→ **Direction**: Set each record down exactly, excluding all images.

Data records
******

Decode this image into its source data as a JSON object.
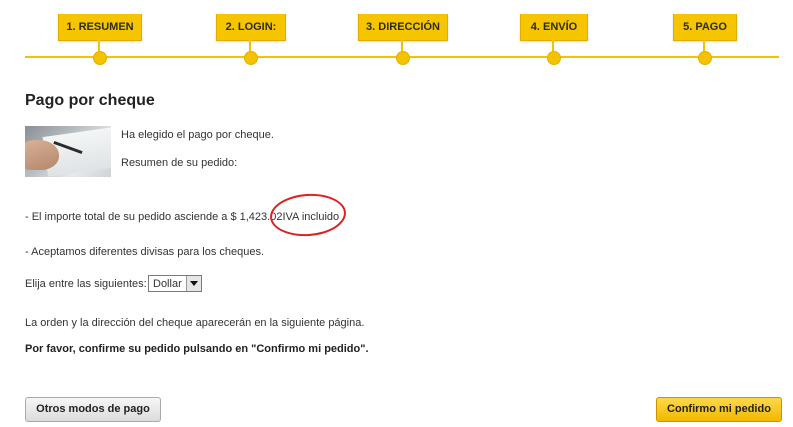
{
  "steps": [
    {
      "label": "1. RESUMEN"
    },
    {
      "label": "2. LOGIN:"
    },
    {
      "label": "3. DIRECCIÓN"
    },
    {
      "label": "4. ENVÍO"
    },
    {
      "label": "5. PAGO"
    }
  ],
  "title": "Pago por cheque",
  "intro": "Ha elegido el pago por cheque.",
  "summary_heading": "Resumen de su pedido:",
  "total_text": "- El importe total de su pedido asciende a $ 1,423.02",
  "tax_note": "IVA incluido",
  "currencies_note": "- Aceptamos diferentes divisas para los cheques.",
  "currency_label": "Elija entre las siguientes:",
  "currency_selected": "Dollar",
  "address_note": "La orden y la dirección del cheque aparecerán en la siguiente página.",
  "confirm_note": "Por favor, confirme su pedido pulsando en \"Confirmo mi pedido\".",
  "buttons": {
    "other": "Otros modos de pago",
    "confirm": "Confirmo mi pedido"
  },
  "colors": {
    "accent": "#f7c400",
    "annotation": "#dd2222"
  }
}
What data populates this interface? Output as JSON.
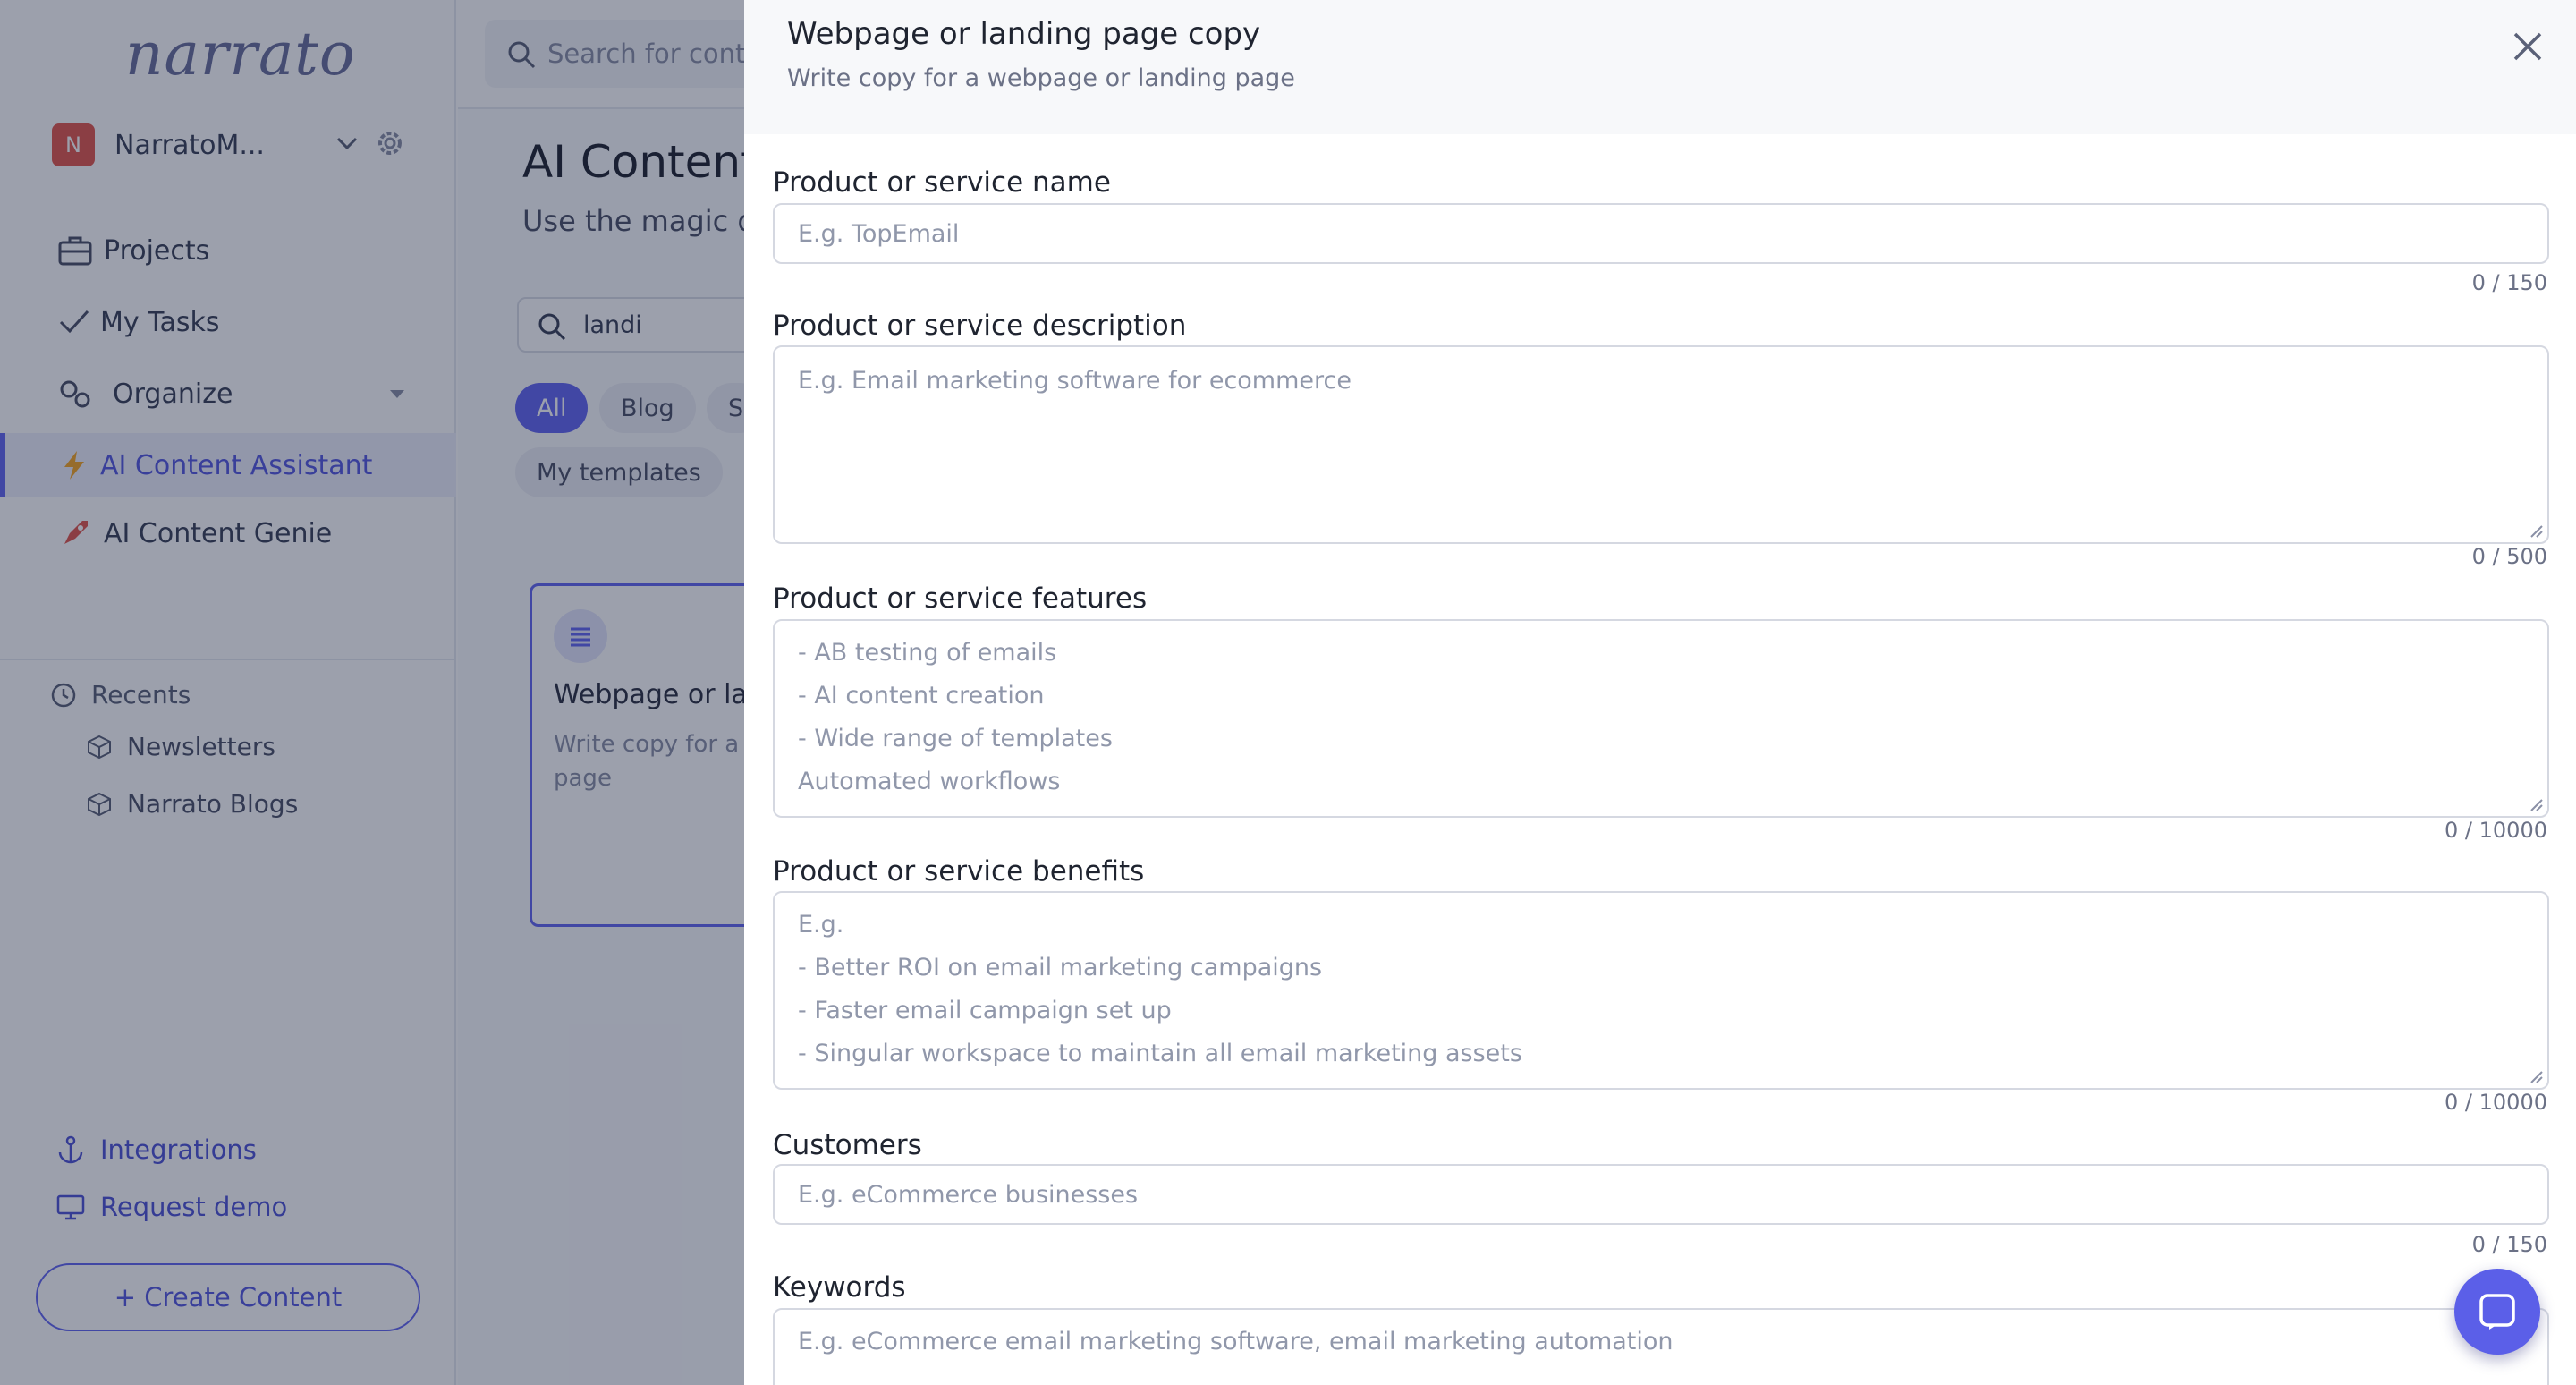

******

→ **Correct result**:
Decode this image into its source data as a JSON object.
{
  "steps": [
    {
      "label": "1. RESUMEN"
    },
    {
      "label": "2. LOGIN:"
    },
    {
      "label": "3. DIRECCIÓN"
    },
    {
      "label": "4. ENVÍO"
    },
    {
      "label": "5. PAGO"
    }
  ],
  "title": "Pago por cheque",
  "intro": "Ha elegido el pago por cheque.",
  "summary_heading": "Resumen de su pedido:",
  "total_text": "- El importe total de su pedido asciende a $ 1,423.02",
  "tax_note": "IVA incluido",
  "currencies_note": "- Aceptamos diferentes divisas para los cheques.",
  "currency_label": "Elija entre las siguientes:",
  "currency_selected": "Dollar",
  "address_note": "La orden y la dirección del cheque aparecerán en la siguiente página.",
  "confirm_note": "Por favor, confirme su pedido pulsando en \"Confirmo mi pedido\".",
  "buttons": {
    "other": "Otros modos de pago",
    "confirm": "Confirmo mi pedido"
  },
  "colors": {
    "accent": "#f7c400",
    "annotation": "#dd2222"
  }
}
What data populates this interface? Output as JSON.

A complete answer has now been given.